(Beginning of EXERCISE TEXT)

These techniques evolved by way of temporary memory resident viruses, were seen in famous examples such as Anthrax and Monxla, and took on their truer fileless nature by way of in-memory injected network viruses/worms such as CodeRed and Slammer. Evolutionary incarnations have been seen in modern viruses such as Stuxnet, Duqu, Poweliks, and Phasebot.

== Recent developments ==
On February 8, 2017, Kaspersky Lab's Global Research & Analysis Team published a report titled: "Fileless attacks against enterprise networks" which implicates variants of this type of malware, and its latest incarnations, affecting 140 enterprise networks across the globe with banks, telecommunication companies and government organizations being the top targets.

The report details how a variant of fileless malware is using PowerShell scripts (located within the Microsoft Windows Registry system) to launch an attack against a target's machine leveraging a common attack framework called Metasploit with supporting attack tools such as Mimikatz, and leveraging standard Windows utilities such as ‘SC’ and ‘NETSH’ to assist with lateral movement.

The malware was only detected after a bank identified the Metasploit Meterpreter code running in physical memory on a central domain controller (DC).

Kaspersky Labs is not the only company to have identified such emerging trends, with most of the principal IT security anti-malware companies coming forward with similar findings: Symantec, Trend Micro, and Cybereason.

== Digital forensics ==
The emergence of malware that operates in a fileless way presents a major problem to digital forensic investigators, whose reliance on being able to obtain digital artifacts from a crime scene is critical to ensuring chain of custody and producing evidence that is admissible in a court of law.

Many well-known digital forensic process models such as: Casey 2004, DFRWS 2001, NIJ 2004, Cohen 2009, all embed either an examination and/or analysis phase into their respective models, implying that evidence can be obtained/collected/preserved by some mechanism.

(End of EXERCISE TEXT)

# CHECK YOUR UNDERSTANDING
1. According to the fileless malware text, where did a bank find the Metasploit Meterpreter code running?
2. Write a continuation of the fileless malware text, starting after its final sentence.

(Beginning of GIVEN ENTRIES)

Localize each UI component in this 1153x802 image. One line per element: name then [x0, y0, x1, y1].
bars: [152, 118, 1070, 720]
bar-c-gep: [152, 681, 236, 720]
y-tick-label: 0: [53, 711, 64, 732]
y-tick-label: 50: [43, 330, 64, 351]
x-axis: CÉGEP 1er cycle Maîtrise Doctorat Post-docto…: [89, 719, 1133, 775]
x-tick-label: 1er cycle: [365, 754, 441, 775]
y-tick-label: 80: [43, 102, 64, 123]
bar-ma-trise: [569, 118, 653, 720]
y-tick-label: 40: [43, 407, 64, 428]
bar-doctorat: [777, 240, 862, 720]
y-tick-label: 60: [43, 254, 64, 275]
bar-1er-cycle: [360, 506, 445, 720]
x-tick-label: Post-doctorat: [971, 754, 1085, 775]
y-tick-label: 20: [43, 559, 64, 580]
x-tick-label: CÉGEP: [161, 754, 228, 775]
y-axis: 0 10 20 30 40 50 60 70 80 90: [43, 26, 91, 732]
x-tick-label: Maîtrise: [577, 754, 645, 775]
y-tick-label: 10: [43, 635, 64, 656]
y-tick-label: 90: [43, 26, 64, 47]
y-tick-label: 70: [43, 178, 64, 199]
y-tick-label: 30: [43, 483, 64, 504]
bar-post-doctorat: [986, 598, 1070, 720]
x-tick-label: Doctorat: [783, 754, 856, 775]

(End of GIVEN ENTRIES)

# ANSWERS TO THE EXERCISE
1. In physical memory on a central domain controller (DC).

2.
The difficulty becomes apparent when considering the standard operating procedures of digital investigators and how they should deal with a computer at a crime scene. Traditional methods direct the investigator to:
- Do not, in any circumstances, switch the computer on
- Make sure that the computer is switched off – some screen savers may give the appearance that the computer is switched off, but hard drive and monitor activity lights may indicate that the machine is switched on.
- Remove the main power source battery from laptop computers.
- Unplug the power and other devices from sockets on the computer itself

Fileless malware subverts the forensics models, as evidence acquisition can only take place against a memory image that has been obtained from a live running system that is to be investigated. This method, however, can itself compromise the acquired host's memory image and render legal admissibility questionable, or at the very least, instill enough reasonable doubt that the weight of the evidence presented may be drastically reduced, increasing the chances that Trojan horse or "some other dude done it" defenses may be used more effectively.

This renders this type of malware extremely attractive to adversaries wishing to secure a foothold in a network, perform difficult to trace lateral movement and do so in a quick and silent manner, when standard forensic investigatory practices are ill-prepared for the threat.